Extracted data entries

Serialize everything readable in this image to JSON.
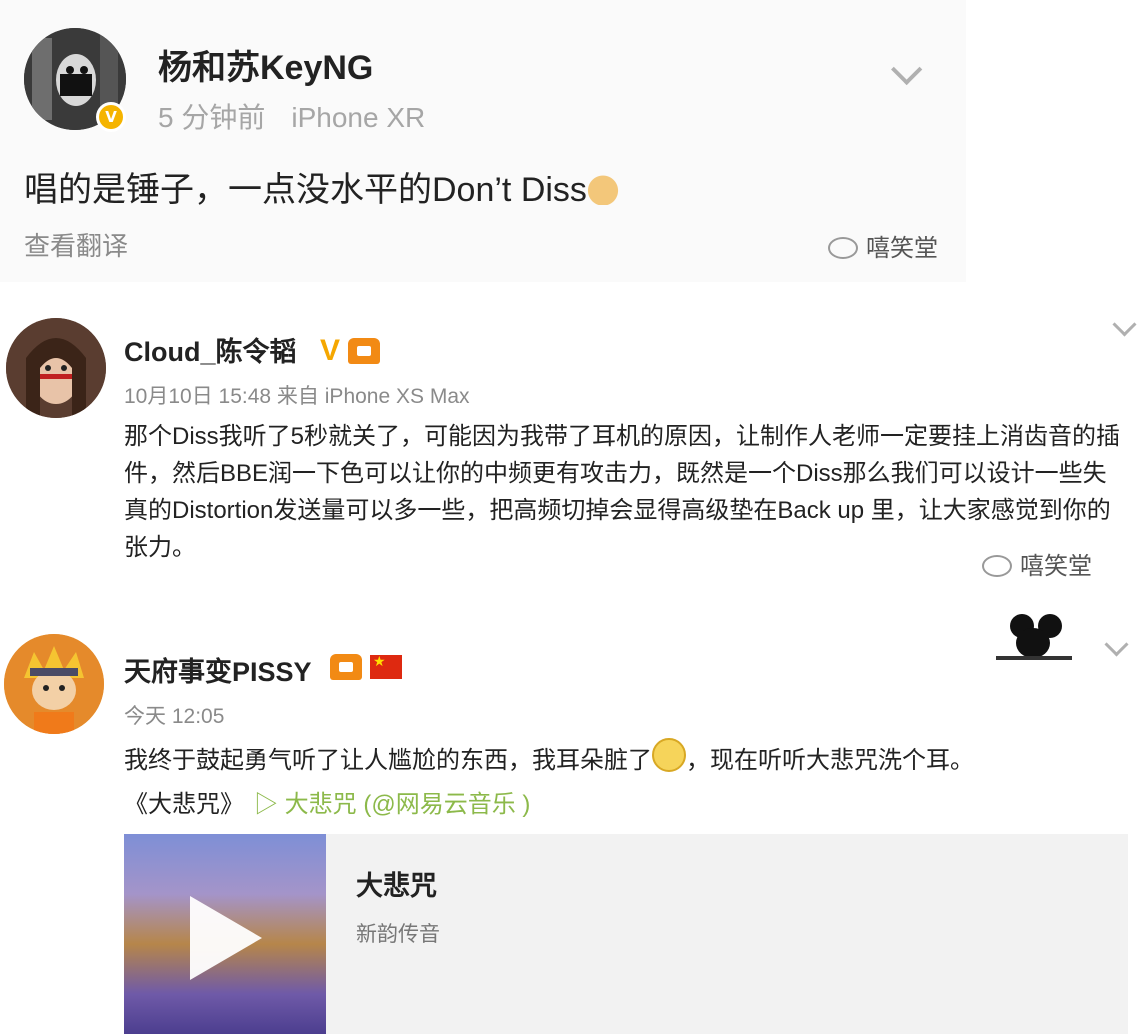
{
  "post1": {
    "username": "杨和苏KeyNG",
    "time": "5 分钟前",
    "device": "iPhone XR",
    "body": "唱的是锤子，一点没水平的Don’t Diss",
    "verified_icon": "v-badge-icon",
    "translate_label": "查看翻译",
    "watermark": "嘻笑堂"
  },
  "post2": {
    "username": "Cloud_陈令韬",
    "verified_mark": "V",
    "meta": "10月10日 15:48 来自 iPhone XS Max",
    "body": "那个Diss我听了5秒就关了，可能因为我带了耳机的原因，让制作人老师一定要挂上消齿音的插件，然后BBE润一下色可以让你的中频更有攻击力，既然是一个Diss那么我们可以设计一些失真的Distortion发送量可以多一些，把高频切掉会显得高级垫在Back up 里，让大家感觉到你的张力。",
    "watermark": "嘻笑堂"
  },
  "post3": {
    "username": "天府事变PISSY",
    "time": "今天 12:05",
    "body_part1": "我终于鼓起勇气听了让人尴尬的东西，我耳朵脏了",
    "body_part2": "，现在听听大悲咒洗个耳。",
    "link_title": "《大悲咒》",
    "link_play": "▷ 大悲咒 (@网易云音乐 )",
    "card": {
      "song": "大悲咒",
      "artist": "新韵传音"
    }
  },
  "colors": {
    "verified_gold": "#f5b400",
    "link_green": "#8cb94a",
    "meta_gray": "#a6a6a6"
  }
}
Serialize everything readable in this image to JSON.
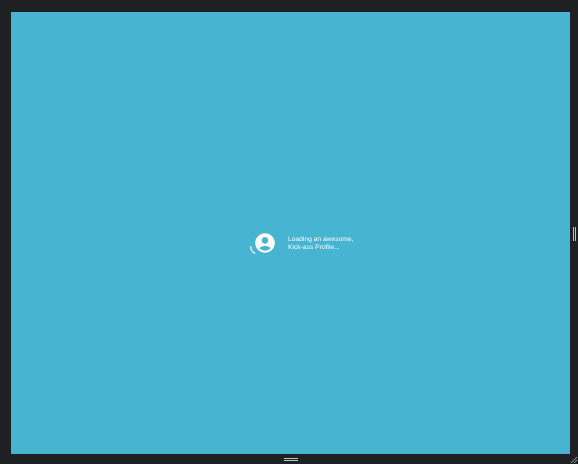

[TASK DESCRIPTION] The listing above must be printed again exactly, minus its pictures.

[RESPONSE FOR THIS EXERCISE]
Serialize everything readable in this image to JSON.
{
  "post1": {
    "username": "杨和苏KeyNG",
    "time": "5 分钟前",
    "device": "iPhone XR",
    "body": "唱的是锤子，一点没水平的Don’t Diss",
    "verified_icon": "v-badge-icon",
    "translate_label": "查看翻译",
    "watermark": "嘻笑堂"
  },
  "post2": {
    "username": "Cloud_陈令韬",
    "verified_mark": "V",
    "meta": "10月10日 15:48 来自 iPhone XS Max",
    "body": "那个Diss我听了5秒就关了，可能因为我带了耳机的原因，让制作人老师一定要挂上消齿音的插件，然后BBE润一下色可以让你的中频更有攻击力，既然是一个Diss那么我们可以设计一些失真的Distortion发送量可以多一些，把高频切掉会显得高级垫在Back up 里，让大家感觉到你的张力。",
    "watermark": "嘻笑堂"
  },
  "post3": {
    "username": "天府事变PISSY",
    "time": "今天 12:05",
    "body_part1": "我终于鼓起勇气听了让人尴尬的东西，我耳朵脏了",
    "body_part2": "，现在听听大悲咒洗个耳。",
    "link_title": "《大悲咒》",
    "link_play": "▷ 大悲咒 (@网易云音乐 )",
    "card": {
      "song": "大悲咒",
      "artist": "新韵传音"
    }
  },
  "colors": {
    "verified_gold": "#f5b400",
    "link_green": "#8cb94a",
    "meta_gray": "#a6a6a6"
  }
}
Serialize everything readable in this image to JSON.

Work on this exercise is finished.